§ **GIVEN REQUEST**: Copy out each line containing "vermogens" from the entries below.

§ **SUPPLIED RECORDS**:
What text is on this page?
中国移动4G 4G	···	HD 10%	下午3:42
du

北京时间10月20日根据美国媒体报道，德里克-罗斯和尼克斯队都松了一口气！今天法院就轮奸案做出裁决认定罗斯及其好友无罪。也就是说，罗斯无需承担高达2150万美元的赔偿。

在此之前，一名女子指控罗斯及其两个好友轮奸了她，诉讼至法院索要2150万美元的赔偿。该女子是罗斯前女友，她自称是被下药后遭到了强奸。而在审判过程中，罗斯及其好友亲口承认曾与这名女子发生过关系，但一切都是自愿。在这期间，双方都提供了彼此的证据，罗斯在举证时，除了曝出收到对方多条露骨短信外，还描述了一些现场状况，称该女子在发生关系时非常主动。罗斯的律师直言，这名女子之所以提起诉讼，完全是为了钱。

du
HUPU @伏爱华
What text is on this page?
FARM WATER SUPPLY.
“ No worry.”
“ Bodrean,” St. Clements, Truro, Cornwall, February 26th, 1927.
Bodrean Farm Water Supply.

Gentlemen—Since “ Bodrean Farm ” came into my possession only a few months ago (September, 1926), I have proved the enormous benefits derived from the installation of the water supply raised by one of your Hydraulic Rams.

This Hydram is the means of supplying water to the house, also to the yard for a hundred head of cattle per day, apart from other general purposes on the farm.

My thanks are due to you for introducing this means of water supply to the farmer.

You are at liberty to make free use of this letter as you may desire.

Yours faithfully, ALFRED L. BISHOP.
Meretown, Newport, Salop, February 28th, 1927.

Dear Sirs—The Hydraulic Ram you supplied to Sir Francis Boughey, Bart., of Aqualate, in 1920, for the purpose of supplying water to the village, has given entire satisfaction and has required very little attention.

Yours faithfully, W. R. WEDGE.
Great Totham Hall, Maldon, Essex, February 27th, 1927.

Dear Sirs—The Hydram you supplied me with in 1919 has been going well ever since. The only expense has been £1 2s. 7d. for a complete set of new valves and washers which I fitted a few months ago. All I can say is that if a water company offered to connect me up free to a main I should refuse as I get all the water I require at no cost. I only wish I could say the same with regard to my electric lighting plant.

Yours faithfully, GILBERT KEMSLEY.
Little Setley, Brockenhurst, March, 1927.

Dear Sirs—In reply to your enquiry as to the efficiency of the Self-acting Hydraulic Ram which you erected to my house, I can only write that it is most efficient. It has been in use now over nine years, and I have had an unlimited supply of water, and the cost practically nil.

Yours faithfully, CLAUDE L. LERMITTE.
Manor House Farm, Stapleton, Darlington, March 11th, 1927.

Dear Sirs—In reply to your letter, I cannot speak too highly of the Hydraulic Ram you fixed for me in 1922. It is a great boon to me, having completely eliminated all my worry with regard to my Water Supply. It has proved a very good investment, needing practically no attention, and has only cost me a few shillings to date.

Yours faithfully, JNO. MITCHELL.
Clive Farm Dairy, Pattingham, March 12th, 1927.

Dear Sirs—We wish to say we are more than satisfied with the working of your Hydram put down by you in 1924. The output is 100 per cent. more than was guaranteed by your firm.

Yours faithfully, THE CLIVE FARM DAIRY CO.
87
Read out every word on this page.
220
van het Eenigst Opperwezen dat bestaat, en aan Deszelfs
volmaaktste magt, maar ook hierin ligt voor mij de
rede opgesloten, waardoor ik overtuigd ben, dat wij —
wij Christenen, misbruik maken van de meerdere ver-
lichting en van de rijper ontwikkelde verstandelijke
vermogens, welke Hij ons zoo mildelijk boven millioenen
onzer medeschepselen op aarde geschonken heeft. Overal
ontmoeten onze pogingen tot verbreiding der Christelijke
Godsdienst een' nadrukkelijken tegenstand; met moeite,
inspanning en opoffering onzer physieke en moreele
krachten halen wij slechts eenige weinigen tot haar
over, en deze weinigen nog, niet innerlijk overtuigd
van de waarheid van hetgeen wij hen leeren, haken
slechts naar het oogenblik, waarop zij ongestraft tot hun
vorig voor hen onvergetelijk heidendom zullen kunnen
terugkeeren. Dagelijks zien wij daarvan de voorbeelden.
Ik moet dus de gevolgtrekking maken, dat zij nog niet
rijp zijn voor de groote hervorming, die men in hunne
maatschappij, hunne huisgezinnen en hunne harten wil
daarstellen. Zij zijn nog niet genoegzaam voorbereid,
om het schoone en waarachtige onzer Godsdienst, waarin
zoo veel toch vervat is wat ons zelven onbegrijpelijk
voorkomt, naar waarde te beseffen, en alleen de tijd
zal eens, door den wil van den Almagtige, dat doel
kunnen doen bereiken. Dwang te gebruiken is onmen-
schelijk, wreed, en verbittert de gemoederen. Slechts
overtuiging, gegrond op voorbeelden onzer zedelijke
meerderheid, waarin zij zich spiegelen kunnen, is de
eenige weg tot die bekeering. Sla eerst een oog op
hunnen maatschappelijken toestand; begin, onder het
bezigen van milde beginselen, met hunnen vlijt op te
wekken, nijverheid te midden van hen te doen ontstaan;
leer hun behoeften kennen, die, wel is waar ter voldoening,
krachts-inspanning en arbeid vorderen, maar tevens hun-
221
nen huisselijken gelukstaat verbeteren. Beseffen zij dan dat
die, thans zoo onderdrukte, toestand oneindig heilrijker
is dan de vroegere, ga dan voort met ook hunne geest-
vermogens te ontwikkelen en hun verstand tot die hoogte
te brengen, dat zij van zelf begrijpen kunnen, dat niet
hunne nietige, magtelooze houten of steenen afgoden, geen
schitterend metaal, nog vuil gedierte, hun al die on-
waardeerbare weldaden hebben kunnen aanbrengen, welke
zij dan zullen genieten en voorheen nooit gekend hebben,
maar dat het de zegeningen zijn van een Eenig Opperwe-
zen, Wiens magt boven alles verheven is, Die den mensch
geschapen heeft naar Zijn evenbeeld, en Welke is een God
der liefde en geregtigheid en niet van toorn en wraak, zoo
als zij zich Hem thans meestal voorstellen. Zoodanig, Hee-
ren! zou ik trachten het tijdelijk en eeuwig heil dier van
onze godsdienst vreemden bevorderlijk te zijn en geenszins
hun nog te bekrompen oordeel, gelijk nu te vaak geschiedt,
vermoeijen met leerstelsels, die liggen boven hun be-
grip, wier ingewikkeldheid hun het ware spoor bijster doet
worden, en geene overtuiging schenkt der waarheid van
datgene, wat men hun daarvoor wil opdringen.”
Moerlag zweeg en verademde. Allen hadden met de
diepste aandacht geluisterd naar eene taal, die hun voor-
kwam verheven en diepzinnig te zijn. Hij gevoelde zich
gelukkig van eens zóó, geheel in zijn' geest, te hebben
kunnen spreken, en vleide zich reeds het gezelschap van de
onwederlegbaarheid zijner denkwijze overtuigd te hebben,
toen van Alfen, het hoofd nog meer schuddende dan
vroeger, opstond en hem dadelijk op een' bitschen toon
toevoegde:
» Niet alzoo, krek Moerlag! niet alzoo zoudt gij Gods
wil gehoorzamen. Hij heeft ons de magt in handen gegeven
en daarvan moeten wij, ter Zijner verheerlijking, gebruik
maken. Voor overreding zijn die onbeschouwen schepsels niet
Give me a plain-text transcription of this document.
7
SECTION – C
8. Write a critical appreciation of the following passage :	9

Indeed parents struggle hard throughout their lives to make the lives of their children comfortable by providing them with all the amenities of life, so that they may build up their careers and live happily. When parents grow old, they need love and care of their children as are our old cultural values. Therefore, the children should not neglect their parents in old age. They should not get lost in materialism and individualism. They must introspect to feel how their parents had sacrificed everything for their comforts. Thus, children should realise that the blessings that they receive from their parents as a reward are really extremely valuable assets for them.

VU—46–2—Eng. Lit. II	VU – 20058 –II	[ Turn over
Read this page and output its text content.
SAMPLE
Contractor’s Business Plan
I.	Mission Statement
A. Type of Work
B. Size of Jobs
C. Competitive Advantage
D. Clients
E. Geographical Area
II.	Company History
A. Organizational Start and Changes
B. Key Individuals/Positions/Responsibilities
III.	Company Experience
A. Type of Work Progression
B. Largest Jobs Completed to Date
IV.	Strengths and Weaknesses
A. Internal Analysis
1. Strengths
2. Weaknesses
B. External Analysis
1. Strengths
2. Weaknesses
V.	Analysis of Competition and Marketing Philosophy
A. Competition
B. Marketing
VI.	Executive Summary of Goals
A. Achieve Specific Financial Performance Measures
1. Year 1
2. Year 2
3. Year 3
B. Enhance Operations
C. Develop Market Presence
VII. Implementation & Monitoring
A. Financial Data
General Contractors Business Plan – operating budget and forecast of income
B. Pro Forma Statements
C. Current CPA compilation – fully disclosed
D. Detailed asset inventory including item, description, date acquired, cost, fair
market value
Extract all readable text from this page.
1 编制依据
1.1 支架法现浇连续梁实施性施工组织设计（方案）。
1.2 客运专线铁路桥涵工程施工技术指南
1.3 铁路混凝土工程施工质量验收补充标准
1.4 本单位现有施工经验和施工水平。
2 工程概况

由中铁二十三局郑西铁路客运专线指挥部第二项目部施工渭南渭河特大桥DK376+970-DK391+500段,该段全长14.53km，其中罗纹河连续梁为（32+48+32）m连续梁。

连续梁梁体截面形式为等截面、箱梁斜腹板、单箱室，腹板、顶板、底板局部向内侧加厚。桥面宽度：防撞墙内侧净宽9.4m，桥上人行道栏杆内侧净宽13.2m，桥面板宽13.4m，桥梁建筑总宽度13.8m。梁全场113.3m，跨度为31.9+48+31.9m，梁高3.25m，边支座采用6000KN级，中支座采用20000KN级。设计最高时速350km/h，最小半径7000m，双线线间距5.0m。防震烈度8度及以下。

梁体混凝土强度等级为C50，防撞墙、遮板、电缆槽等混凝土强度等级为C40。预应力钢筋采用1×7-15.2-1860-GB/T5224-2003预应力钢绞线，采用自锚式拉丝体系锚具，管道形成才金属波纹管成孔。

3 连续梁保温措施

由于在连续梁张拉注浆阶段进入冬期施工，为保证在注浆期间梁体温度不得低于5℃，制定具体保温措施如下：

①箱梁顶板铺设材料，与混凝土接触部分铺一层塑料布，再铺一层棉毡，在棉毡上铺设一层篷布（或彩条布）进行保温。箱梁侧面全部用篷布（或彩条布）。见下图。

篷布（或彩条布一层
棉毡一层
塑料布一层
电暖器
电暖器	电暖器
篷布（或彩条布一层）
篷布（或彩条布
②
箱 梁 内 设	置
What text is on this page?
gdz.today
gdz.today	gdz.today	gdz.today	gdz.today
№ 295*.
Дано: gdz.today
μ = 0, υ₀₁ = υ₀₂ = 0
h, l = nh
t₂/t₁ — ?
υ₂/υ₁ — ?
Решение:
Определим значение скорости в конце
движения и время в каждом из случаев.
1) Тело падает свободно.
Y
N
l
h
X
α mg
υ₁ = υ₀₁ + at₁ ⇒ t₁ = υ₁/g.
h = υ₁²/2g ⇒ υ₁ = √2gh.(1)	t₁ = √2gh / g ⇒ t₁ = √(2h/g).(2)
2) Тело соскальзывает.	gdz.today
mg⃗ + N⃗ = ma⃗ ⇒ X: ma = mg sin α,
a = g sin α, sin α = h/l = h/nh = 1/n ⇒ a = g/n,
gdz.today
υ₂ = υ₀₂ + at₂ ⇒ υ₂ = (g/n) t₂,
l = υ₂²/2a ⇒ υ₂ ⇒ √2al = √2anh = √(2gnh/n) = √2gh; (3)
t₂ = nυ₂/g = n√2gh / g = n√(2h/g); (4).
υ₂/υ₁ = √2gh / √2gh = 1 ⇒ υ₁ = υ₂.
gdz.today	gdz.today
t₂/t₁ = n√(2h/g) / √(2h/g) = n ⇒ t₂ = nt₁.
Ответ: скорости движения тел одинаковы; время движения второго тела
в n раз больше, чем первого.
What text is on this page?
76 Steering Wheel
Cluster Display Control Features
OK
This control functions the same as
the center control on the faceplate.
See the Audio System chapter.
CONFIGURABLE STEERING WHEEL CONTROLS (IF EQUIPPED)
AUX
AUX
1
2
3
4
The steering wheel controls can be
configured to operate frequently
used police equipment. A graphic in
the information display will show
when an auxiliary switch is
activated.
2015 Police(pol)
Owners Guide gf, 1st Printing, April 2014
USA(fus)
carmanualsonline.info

§ **SOLUTION FOR THIS EXERCISE**:
vermogens, welke Hij ons zoo mildelijk boven millioenen
vermogens te ontwikkelen en hun verstand tot die hoogte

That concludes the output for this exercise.